REQUEST → In the entries below, count every line with the word "JSON". Return only the count.

DATA RECORDS →
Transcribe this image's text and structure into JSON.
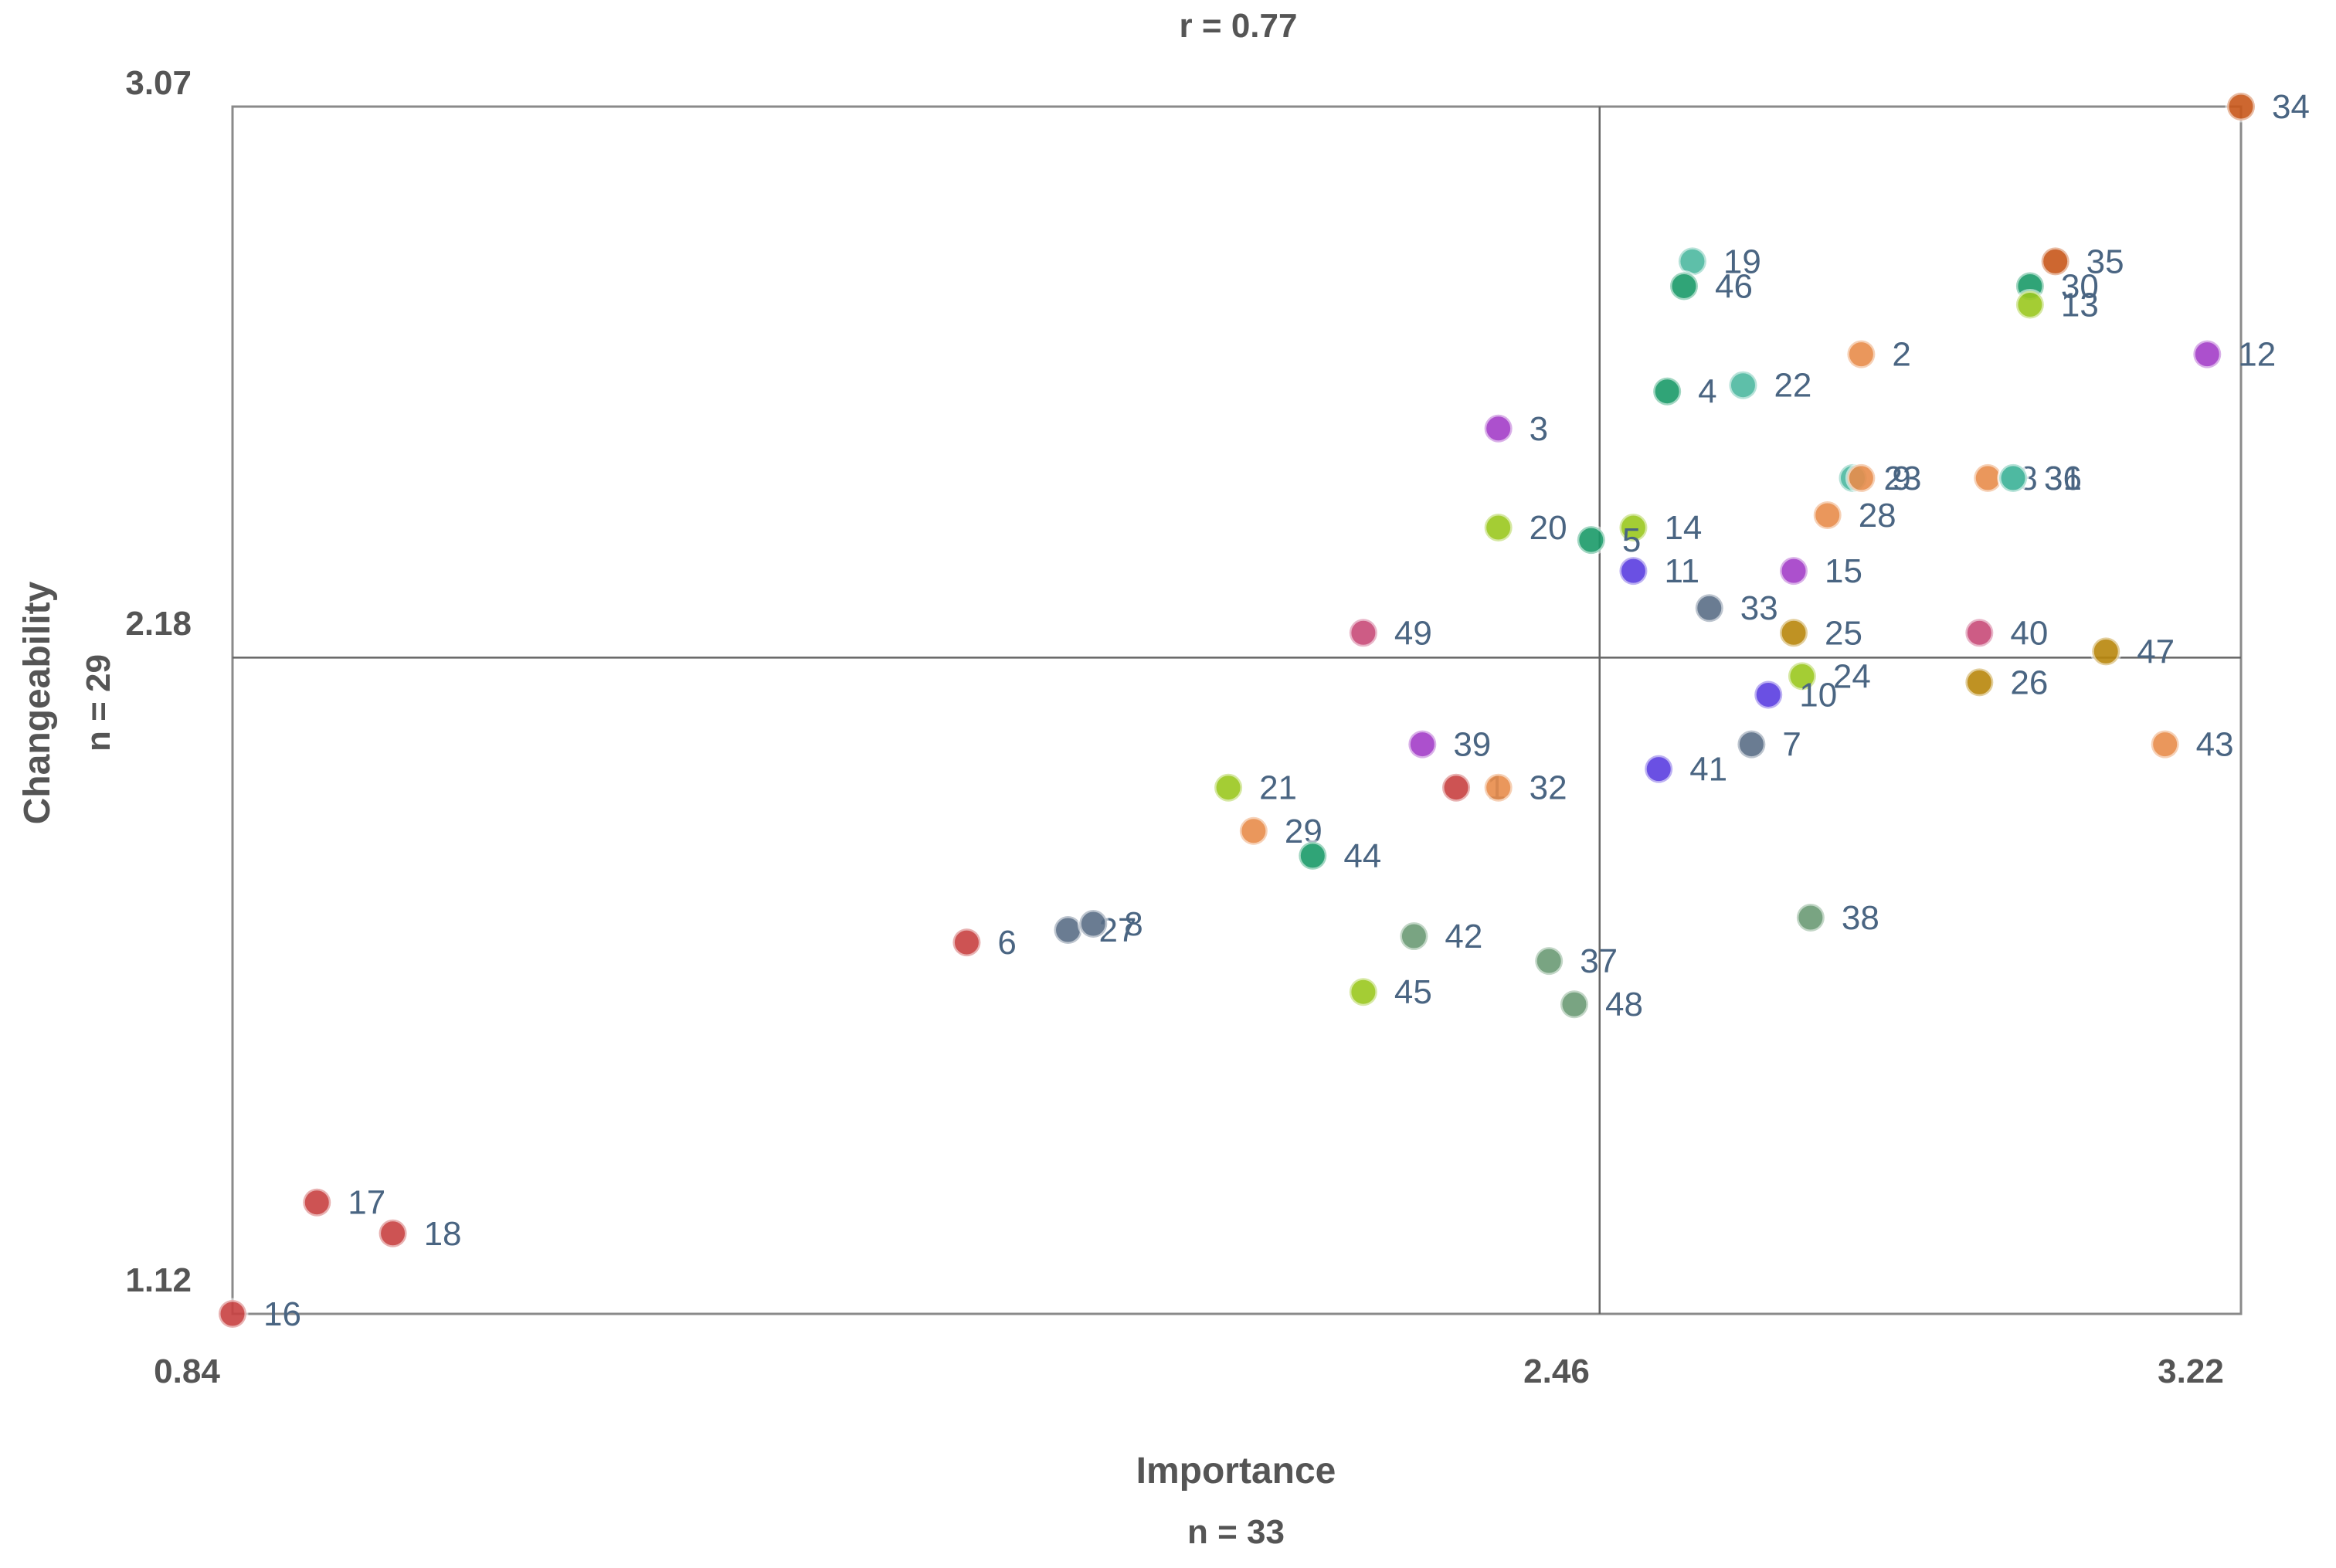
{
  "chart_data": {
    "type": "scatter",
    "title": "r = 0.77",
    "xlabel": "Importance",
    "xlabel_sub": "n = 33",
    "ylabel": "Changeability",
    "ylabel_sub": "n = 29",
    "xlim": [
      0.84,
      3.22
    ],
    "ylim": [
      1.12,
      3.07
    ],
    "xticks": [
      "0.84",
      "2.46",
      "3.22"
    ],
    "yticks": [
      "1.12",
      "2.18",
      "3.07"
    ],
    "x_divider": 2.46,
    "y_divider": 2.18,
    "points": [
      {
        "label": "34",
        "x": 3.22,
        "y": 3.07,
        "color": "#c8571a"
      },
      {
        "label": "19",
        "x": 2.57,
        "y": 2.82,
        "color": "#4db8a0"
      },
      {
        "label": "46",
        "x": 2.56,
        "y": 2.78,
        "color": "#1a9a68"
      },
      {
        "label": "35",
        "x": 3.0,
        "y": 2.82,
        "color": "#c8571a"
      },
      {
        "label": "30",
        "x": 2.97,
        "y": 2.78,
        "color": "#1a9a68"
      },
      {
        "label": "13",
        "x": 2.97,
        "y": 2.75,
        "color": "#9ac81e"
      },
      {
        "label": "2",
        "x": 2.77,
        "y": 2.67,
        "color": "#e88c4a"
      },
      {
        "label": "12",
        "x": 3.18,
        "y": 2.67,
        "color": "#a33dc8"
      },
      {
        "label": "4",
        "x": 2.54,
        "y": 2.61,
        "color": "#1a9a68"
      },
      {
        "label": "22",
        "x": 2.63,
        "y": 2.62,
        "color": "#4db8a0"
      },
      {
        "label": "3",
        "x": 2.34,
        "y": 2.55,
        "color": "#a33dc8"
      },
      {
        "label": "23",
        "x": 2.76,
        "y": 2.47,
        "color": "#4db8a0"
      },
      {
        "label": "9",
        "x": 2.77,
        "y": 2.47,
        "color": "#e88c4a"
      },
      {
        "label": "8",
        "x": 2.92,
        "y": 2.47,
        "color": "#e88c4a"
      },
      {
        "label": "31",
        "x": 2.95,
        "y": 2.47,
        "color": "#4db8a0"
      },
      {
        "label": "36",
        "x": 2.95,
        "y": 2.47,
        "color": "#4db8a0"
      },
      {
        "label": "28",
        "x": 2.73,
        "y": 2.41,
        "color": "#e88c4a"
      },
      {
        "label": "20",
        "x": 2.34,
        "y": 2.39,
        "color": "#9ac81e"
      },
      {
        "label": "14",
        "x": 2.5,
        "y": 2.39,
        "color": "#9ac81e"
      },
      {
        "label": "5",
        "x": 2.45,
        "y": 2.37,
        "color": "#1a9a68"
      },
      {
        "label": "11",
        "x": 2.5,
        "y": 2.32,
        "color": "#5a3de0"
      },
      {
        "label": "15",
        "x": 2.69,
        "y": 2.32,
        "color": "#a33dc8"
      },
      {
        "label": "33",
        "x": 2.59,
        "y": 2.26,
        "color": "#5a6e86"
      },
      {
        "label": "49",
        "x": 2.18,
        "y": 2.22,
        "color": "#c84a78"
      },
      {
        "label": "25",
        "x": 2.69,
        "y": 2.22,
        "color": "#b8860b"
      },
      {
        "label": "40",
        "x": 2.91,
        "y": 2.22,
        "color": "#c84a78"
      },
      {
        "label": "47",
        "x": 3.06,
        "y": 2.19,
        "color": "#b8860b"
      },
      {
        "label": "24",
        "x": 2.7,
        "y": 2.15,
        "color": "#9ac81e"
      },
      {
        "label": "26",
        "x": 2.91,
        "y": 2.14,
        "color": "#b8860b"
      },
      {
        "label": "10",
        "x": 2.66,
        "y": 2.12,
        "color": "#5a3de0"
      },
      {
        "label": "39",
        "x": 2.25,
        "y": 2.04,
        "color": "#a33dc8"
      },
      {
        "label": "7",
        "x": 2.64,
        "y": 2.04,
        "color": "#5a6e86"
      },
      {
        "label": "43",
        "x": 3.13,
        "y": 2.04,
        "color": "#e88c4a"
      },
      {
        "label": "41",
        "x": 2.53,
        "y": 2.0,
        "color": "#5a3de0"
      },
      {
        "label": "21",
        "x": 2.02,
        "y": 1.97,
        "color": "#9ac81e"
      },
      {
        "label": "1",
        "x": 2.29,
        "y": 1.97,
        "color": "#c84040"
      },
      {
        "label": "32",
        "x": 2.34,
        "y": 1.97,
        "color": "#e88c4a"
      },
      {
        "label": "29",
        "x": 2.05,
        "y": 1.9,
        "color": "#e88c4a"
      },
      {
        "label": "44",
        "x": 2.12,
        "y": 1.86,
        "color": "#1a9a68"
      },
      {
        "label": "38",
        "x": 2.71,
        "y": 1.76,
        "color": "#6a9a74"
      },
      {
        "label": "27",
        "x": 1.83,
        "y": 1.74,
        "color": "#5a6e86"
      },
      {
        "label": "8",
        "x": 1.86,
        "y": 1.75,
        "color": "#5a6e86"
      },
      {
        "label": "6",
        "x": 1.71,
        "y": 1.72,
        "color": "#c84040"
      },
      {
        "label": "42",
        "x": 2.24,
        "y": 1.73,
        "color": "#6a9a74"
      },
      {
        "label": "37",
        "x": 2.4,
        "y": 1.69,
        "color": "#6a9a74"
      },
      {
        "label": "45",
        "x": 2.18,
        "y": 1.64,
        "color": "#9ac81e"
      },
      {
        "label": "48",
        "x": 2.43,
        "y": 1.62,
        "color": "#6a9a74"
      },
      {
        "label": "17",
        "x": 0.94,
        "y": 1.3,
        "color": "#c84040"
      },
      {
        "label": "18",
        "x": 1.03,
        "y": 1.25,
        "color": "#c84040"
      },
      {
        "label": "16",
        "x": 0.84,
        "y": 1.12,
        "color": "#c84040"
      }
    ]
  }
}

...

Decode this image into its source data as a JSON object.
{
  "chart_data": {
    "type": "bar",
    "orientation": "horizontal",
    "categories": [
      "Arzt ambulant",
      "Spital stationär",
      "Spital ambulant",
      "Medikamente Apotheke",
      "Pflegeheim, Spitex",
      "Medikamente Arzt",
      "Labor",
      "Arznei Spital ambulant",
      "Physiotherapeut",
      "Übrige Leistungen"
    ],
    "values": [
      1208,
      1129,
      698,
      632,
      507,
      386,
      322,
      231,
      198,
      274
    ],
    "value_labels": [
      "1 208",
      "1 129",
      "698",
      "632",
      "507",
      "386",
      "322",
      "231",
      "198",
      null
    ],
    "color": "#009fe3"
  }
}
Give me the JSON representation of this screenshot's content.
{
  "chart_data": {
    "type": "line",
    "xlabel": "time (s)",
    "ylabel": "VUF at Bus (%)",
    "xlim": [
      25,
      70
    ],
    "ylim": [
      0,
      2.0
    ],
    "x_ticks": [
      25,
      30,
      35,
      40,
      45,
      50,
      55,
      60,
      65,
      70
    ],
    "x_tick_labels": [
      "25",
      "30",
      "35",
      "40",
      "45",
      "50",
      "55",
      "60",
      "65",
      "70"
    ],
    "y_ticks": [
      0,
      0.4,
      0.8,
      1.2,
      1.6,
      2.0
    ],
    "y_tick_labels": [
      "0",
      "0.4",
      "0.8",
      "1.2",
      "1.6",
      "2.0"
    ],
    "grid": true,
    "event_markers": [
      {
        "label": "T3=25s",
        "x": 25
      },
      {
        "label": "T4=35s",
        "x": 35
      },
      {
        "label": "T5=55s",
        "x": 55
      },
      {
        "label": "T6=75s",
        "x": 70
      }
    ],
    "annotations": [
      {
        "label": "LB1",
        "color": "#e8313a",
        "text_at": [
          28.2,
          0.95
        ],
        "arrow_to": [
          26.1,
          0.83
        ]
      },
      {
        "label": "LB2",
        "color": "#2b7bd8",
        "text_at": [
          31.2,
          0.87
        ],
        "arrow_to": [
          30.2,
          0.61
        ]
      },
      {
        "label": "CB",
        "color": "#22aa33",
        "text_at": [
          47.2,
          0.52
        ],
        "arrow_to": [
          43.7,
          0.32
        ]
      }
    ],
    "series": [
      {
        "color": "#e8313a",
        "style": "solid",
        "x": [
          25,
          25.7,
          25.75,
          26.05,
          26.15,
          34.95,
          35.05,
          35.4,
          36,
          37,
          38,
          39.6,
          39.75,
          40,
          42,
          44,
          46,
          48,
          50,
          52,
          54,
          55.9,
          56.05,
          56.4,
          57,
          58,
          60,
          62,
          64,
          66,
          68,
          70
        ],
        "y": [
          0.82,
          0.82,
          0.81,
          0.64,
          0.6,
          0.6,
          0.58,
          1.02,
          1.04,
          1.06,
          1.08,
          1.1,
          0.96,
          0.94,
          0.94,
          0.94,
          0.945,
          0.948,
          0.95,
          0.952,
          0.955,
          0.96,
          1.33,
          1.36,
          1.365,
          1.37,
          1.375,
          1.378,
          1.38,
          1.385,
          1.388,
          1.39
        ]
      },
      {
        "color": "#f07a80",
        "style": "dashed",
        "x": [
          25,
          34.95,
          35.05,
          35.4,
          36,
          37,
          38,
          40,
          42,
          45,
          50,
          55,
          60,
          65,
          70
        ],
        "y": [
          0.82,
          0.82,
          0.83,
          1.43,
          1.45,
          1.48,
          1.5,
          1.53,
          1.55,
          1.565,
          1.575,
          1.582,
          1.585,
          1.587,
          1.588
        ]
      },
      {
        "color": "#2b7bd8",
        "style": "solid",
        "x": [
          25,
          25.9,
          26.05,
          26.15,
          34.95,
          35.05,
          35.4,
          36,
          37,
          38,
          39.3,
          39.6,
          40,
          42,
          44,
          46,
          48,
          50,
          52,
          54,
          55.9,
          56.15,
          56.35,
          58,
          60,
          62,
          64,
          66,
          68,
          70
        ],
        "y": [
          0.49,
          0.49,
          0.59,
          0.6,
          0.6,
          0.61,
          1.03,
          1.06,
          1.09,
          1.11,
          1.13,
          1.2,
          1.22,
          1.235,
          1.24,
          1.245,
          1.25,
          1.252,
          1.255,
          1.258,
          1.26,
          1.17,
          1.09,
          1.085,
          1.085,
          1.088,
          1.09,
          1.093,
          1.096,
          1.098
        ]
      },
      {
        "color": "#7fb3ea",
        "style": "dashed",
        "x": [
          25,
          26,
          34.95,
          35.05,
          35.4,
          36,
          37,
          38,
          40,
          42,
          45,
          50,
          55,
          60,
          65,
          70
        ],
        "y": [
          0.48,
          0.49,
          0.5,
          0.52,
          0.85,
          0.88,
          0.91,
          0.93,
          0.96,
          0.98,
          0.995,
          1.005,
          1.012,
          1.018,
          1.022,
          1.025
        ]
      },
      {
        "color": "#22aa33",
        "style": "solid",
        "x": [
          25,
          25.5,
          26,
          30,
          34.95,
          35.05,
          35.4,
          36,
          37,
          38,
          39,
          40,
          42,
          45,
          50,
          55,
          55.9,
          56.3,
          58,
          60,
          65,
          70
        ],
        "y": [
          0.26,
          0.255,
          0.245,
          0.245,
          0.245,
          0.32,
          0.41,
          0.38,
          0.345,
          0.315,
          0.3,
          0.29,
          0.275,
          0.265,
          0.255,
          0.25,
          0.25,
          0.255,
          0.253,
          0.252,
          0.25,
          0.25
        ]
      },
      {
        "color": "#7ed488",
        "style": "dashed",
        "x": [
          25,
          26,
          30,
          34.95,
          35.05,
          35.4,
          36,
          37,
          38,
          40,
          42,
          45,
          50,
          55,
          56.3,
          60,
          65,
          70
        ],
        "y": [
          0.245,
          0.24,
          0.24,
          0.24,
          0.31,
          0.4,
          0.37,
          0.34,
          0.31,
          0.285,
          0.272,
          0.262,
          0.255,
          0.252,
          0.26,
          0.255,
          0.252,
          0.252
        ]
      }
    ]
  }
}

--

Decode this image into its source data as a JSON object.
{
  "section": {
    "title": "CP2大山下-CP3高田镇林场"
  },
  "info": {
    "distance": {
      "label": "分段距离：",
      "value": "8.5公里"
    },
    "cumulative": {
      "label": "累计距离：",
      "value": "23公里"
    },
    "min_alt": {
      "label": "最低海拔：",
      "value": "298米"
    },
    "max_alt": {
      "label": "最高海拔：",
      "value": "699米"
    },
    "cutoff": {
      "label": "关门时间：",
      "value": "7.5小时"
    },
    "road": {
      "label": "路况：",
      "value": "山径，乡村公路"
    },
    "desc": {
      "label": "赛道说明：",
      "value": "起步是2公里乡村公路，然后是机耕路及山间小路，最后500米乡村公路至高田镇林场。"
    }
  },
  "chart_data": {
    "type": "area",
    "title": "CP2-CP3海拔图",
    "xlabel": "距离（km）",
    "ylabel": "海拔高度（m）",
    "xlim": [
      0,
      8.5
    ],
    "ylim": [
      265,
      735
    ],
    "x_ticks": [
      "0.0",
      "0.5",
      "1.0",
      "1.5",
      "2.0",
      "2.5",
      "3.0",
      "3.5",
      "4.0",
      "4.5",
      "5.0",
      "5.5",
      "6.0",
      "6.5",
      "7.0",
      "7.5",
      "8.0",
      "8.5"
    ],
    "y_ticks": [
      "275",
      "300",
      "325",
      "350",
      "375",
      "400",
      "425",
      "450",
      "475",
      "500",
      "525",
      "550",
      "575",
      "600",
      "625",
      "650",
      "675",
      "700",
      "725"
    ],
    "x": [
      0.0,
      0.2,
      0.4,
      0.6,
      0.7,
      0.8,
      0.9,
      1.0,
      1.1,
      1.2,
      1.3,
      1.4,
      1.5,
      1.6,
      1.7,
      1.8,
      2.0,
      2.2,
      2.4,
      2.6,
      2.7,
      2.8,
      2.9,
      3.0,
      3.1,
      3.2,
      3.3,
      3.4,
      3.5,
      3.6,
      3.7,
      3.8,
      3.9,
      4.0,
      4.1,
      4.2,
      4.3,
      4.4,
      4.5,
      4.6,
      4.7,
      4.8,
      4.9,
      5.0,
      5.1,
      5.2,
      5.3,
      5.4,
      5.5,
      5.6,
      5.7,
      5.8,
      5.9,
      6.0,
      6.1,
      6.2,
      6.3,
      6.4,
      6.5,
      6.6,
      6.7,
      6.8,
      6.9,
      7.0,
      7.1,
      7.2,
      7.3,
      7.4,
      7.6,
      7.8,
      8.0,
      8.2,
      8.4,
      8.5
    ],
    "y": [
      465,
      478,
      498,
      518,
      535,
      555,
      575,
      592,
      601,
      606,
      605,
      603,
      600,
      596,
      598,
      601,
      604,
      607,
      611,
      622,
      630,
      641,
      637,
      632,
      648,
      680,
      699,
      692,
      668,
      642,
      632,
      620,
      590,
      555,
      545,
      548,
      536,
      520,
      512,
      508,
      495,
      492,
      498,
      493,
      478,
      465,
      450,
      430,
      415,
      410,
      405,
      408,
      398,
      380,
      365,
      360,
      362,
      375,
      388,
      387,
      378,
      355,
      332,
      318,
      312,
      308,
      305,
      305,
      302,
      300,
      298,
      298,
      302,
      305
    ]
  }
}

WRITTEN ANSWER → 4